- WRITTEN PROBLEM: Determine how many lines contain the string "sync". Respond with that number and nothing more.

Extracted data entries:
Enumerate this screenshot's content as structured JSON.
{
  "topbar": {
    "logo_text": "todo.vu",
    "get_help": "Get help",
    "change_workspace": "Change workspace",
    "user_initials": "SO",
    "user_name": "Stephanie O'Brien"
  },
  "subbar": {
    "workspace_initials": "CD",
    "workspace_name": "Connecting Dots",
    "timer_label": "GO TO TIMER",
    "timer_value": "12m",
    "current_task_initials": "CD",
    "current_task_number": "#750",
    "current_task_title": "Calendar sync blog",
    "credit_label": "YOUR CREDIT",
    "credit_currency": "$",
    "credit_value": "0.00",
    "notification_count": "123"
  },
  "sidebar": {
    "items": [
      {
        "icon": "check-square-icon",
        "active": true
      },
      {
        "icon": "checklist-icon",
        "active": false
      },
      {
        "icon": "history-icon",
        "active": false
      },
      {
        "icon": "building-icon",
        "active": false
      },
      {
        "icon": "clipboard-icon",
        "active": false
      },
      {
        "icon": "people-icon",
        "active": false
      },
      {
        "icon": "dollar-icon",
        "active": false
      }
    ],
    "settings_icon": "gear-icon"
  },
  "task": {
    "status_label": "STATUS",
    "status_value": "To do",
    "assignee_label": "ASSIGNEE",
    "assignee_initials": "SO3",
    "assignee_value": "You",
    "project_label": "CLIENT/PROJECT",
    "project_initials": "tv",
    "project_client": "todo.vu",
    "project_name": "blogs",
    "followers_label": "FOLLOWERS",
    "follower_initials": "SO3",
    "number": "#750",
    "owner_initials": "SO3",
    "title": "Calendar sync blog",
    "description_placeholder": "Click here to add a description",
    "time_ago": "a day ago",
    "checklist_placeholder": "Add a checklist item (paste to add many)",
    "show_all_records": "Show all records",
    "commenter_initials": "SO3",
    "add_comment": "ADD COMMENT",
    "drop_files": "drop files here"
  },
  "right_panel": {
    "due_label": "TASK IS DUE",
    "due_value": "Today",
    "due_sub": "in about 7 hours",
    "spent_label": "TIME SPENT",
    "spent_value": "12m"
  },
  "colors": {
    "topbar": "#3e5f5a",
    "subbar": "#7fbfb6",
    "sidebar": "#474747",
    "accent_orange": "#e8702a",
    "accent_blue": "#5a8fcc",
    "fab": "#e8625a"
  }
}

- FINISHED EXERCISE: 2